** What the task requires **
Transcribe every line of the listing below without any deviation.

** Exercise material **
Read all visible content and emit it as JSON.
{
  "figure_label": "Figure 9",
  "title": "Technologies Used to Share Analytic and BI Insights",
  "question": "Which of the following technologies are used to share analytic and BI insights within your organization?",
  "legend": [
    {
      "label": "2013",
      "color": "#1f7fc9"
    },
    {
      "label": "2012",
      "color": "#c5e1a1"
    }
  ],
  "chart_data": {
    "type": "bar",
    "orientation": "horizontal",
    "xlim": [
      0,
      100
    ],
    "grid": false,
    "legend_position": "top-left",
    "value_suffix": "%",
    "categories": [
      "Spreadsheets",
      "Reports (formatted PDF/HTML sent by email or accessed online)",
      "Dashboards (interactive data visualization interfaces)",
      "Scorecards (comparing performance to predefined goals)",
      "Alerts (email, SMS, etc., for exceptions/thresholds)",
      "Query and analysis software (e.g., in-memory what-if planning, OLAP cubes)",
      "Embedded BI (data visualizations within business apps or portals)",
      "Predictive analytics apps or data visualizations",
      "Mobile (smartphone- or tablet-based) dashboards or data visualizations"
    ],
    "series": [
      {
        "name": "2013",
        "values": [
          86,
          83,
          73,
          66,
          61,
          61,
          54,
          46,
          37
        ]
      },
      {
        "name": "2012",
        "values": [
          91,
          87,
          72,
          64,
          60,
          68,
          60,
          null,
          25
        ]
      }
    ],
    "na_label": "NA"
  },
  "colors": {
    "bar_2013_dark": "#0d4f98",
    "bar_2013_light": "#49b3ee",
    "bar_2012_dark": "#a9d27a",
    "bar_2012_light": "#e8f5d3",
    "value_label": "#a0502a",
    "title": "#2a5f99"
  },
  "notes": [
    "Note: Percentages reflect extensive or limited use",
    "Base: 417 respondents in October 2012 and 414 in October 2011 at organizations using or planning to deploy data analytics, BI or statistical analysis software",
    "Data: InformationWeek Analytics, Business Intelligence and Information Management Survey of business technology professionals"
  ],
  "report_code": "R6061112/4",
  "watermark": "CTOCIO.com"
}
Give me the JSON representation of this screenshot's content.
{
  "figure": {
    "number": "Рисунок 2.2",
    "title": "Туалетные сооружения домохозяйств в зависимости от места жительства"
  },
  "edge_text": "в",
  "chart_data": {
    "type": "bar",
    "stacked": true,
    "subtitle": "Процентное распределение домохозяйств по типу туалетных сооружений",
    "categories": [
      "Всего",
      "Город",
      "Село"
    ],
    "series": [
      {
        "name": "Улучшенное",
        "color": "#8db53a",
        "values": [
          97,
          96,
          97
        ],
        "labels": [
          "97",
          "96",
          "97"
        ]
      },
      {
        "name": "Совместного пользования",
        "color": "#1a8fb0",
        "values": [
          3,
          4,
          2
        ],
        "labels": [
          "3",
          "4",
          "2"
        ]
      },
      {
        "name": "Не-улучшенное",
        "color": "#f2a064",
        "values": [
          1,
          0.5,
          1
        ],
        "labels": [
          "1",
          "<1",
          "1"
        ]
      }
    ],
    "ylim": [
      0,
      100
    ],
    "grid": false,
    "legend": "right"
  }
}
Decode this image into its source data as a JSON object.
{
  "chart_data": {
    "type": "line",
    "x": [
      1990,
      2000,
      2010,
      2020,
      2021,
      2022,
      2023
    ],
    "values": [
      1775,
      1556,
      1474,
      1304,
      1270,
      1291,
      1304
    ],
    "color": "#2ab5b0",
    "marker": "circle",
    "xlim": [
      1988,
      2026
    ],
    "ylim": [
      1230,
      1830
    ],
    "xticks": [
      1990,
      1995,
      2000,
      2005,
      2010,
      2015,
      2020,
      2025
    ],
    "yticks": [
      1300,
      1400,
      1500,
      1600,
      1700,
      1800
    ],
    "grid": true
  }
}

** Answer for the task **
Read all visible content and emit it as JSON.
{
  "figure_label": "Figure 9",
  "title": "Technologies Used to Share Analytic and BI Insights",
  "question": "Which of the following technologies are used to share analytic and BI insights within your organization?",
  "legend": [
    {
      "label": "2013",
      "color": "#1f7fc9"
    },
    {
      "label": "2012",
      "color": "#c5e1a1"
    }
  ],
  "chart_data": {
    "type": "bar",
    "orientation": "horizontal",
    "xlim": [
      0,
      100
    ],
    "grid": false,
    "legend_position": "top-left",
    "value_suffix": "%",
    "categories": [
      "Spreadsheets",
      "Reports (formatted PDF/HTML sent by email or accessed online)",
      "Dashboards (interactive data visualization interfaces)",
      "Scorecards (comparing performance to predefined goals)",
      "Alerts (email, SMS, etc., for exceptions/thresholds)",
      "Query and analysis software (e.g., in-memory what-if planning, OLAP cubes)",
      "Embedded BI (data visualizations within business apps or portals)",
      "Predictive analytics apps or data visualizations",
      "Mobile (smartphone- or tablet-based) dashboards or data visualizations"
    ],
    "series": [
      {
        "name": "2013",
        "values": [
          86,
          83,
          73,
          66,
          61,
          61,
          54,
          46,
          37
        ]
      },
      {
        "name": "2012",
        "values": [
          91,
          87,
          72,
          64,
          60,
          68,
          60,
          null,
          25
        ]
      }
    ],
    "na_label": "NA"
  },
  "colors": {
    "bar_2013_dark": "#0d4f98",
    "bar_2013_light": "#49b3ee",
    "bar_2012_dark": "#a9d27a",
    "bar_2012_light": "#e8f5d3",
    "value_label": "#a0502a",
    "title": "#2a5f99"
  },
  "notes": [
    "Note: Percentages reflect extensive or limited use",
    "Base: 417 respondents in October 2012 and 414 in October 2011 at organizations using or planning to deploy data analytics, BI or statistical analysis software",
    "Data: InformationWeek Analytics, Business Intelligence and Information Management Survey of business technology professionals"
  ],
  "report_code": "R6061112/4",
  "watermark": "CTOCIO.com"
}
Give me the JSON representation of this screenshot's content.
{
  "figure": {
    "number": "Рисунок 2.2",
    "title": "Туалетные сооружения домохозяйств в зависимости от места жительства"
  },
  "edge_text": "в",
  "chart_data": {
    "type": "bar",
    "stacked": true,
    "subtitle": "Процентное распределение домохозяйств по типу туалетных сооружений",
    "categories": [
      "Всего",
      "Город",
      "Село"
    ],
    "series": [
      {
        "name": "Улучшенное",
        "color": "#8db53a",
        "values": [
          97,
          96,
          97
        ],
        "labels": [
          "97",
          "96",
          "97"
        ]
      },
      {
        "name": "Совместного пользования",
        "color": "#1a8fb0",
        "values": [
          3,
          4,
          2
        ],
        "labels": [
          "3",
          "4",
          "2"
        ]
      },
      {
        "name": "Не-улучшенное",
        "color": "#f2a064",
        "values": [
          1,
          0.5,
          1
        ],
        "labels": [
          "1",
          "<1",
          "1"
        ]
      }
    ],
    "ylim": [
      0,
      100
    ],
    "grid": false,
    "legend": "right"
  }
}
Decode this image into its source data as a JSON object.
{
  "chart_data": {
    "type": "line",
    "x": [
      1990,
      2000,
      2010,
      2020,
      2021,
      2022,
      2023
    ],
    "values": [
      1775,
      1556,
      1474,
      1304,
      1270,
      1291,
      1304
    ],
    "color": "#2ab5b0",
    "marker": "circle",
    "xlim": [
      1988,
      2026
    ],
    "ylim": [
      1230,
      1830
    ],
    "xticks": [
      1990,
      1995,
      2000,
      2005,
      2010,
      2015,
      2020,
      2025
    ],
    "yticks": [
      1300,
      1400,
      1500,
      1600,
      1700,
      1800
    ],
    "grid": true
  }
}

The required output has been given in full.